_Given instruction_.
Write out exactly the lines running from the line that includes "Decode this image" to the end of the data, both ends included, and nothing besides.

#####

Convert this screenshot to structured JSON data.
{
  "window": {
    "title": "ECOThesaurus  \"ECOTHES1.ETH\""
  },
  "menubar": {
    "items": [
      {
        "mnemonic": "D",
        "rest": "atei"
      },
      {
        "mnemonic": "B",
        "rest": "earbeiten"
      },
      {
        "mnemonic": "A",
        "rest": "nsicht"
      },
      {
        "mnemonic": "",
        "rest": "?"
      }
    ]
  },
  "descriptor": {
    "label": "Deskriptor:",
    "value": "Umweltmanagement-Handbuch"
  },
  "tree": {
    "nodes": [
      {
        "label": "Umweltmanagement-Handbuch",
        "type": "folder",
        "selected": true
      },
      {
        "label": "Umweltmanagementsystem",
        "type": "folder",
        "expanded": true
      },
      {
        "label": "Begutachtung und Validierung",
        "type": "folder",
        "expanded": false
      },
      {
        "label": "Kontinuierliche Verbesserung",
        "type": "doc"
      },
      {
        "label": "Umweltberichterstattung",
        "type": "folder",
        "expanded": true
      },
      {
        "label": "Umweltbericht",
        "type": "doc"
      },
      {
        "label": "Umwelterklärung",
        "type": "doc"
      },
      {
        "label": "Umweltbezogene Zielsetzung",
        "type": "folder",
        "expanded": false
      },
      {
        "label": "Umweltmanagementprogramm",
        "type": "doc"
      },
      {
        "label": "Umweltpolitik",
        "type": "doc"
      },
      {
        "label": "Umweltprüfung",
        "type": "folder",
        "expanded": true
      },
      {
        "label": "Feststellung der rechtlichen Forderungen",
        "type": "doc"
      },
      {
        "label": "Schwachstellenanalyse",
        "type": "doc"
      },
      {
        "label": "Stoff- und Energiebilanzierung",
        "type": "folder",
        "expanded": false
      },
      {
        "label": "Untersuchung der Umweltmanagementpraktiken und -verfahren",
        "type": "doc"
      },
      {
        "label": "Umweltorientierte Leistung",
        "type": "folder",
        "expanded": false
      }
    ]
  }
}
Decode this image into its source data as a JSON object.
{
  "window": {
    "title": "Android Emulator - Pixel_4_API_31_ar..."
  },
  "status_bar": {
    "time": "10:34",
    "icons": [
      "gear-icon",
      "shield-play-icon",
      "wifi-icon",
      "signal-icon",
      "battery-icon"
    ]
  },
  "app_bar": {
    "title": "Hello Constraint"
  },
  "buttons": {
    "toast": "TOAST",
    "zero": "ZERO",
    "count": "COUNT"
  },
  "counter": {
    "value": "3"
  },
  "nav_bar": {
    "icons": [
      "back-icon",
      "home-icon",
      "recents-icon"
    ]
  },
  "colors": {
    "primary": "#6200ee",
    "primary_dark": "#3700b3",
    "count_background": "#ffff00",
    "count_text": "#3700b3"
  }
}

#####

_Solution to this task_.
Decode this image into its source data as a JSON object.
{
  "window": {
    "title": "Android Emulator - Pixel_4_API_31_ar..."
  },
  "status_bar": {
    "time": "10:34",
    "icons": [
      "gear-icon",
      "shield-play-icon",
      "wifi-icon",
      "signal-icon",
      "battery-icon"
    ]
  },
  "app_bar": {
    "title": "Hello Constraint"
  },
  "buttons": {
    "toast": "TOAST",
    "zero": "ZERO",
    "count": "COUNT"
  },
  "counter": {
    "value": "3"
  },
  "nav_bar": {
    "icons": [
      "back-icon",
      "home-icon",
      "recents-icon"
    ]
  },
  "colors": {
    "primary": "#6200ee",
    "primary_dark": "#3700b3",
    "count_background": "#ffff00",
    "count_text": "#3700b3"
  }
}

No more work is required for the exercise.